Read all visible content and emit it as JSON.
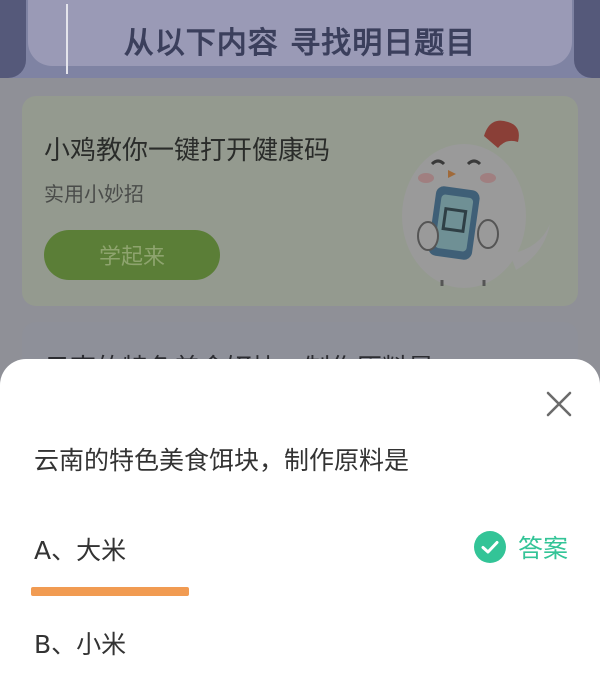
{
  "banner": {
    "title": "从以下内容 寻找明日题目"
  },
  "promo_card": {
    "title": "小鸡教你一键打开健康码",
    "subtitle": "实用小妙招",
    "button_label": "学起来"
  },
  "question_card": {
    "title_partial": "云南的特色美食饵块，制作原料是"
  },
  "sheet": {
    "question": "云南的特色美食饵块，制作原料是",
    "options": [
      {
        "label": "A、大米",
        "is_answer": true
      },
      {
        "label": "B、小米",
        "is_answer": false
      }
    ],
    "answer_label": "答案",
    "colors": {
      "answer": "#33c497",
      "highlight": "#f19b52"
    }
  }
}
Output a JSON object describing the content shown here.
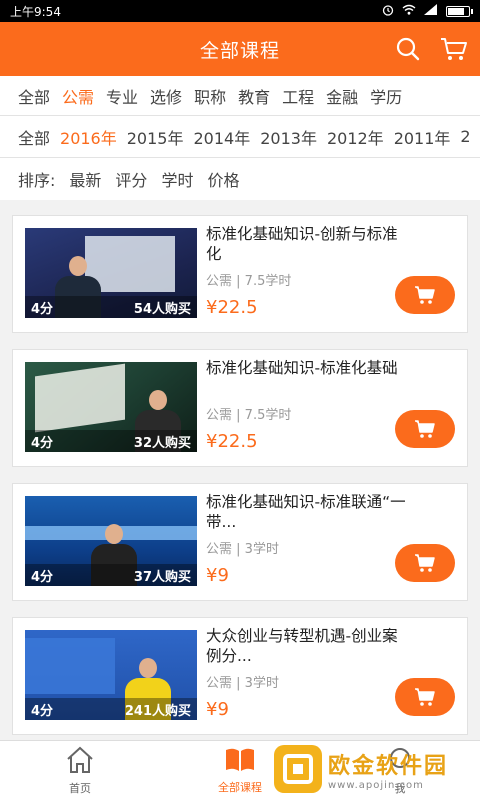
{
  "status_bar": {
    "time": "上午9:54",
    "icons": [
      "alarm-icon",
      "wifi-icon",
      "signal-icon",
      "battery-icon"
    ],
    "battery_level": 0.85
  },
  "header": {
    "title": "全部课程",
    "icons": [
      "search-icon",
      "cart-icon"
    ]
  },
  "filters": {
    "categories": [
      {
        "label": "全部",
        "active": false
      },
      {
        "label": "公需",
        "active": true
      },
      {
        "label": "专业",
        "active": false
      },
      {
        "label": "选修",
        "active": false
      },
      {
        "label": "职称",
        "active": false
      },
      {
        "label": "教育",
        "active": false
      },
      {
        "label": "工程",
        "active": false
      },
      {
        "label": "金融",
        "active": false
      },
      {
        "label": "学历",
        "active": false
      }
    ],
    "years": [
      {
        "label": "全部",
        "active": false
      },
      {
        "label": "2016年",
        "active": true
      },
      {
        "label": "2015年",
        "active": false
      },
      {
        "label": "2014年",
        "active": false
      },
      {
        "label": "2013年",
        "active": false
      },
      {
        "label": "2012年",
        "active": false
      },
      {
        "label": "2011年",
        "active": false
      },
      {
        "label": "2",
        "active": false
      }
    ],
    "sort": {
      "label": "排序:",
      "options": [
        "最新",
        "评分",
        "学时",
        "价格"
      ]
    }
  },
  "courses": [
    {
      "title": "标准化基础知识-创新与标准化",
      "category": "公需",
      "hours": "7.5学时",
      "price": "¥22.5",
      "rating": "4分",
      "buyers": "54人购买"
    },
    {
      "title": "标准化基础知识-标准化基础",
      "category": "公需",
      "hours": "7.5学时",
      "price": "¥22.5",
      "rating": "4分",
      "buyers": "32人购买"
    },
    {
      "title": "标准化基础知识-标准联通“一带...",
      "category": "公需",
      "hours": "3学时",
      "price": "¥9",
      "rating": "4分",
      "buyers": "37人购买"
    },
    {
      "title": "大众创业与转型机遇-创业案例分...",
      "category": "公需",
      "hours": "3学时",
      "price": "¥9",
      "rating": "4分",
      "buyers": "241人购买"
    }
  ],
  "tabbar": [
    {
      "label": "首页",
      "icon": "home-icon",
      "active": false
    },
    {
      "label": "全部课程",
      "icon": "book-icon",
      "active": true
    },
    {
      "label": "我",
      "icon": "user-icon",
      "active": false
    }
  ],
  "watermark": {
    "main": "欧金软件园",
    "url": "www.apojin.com"
  },
  "colors": {
    "accent": "#fb6b1c",
    "background": "#f2f2f2"
  }
}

Job: Only the number is wanted: how many lines in the preceding entries hold the string "制作原料是"?

Task solution: 2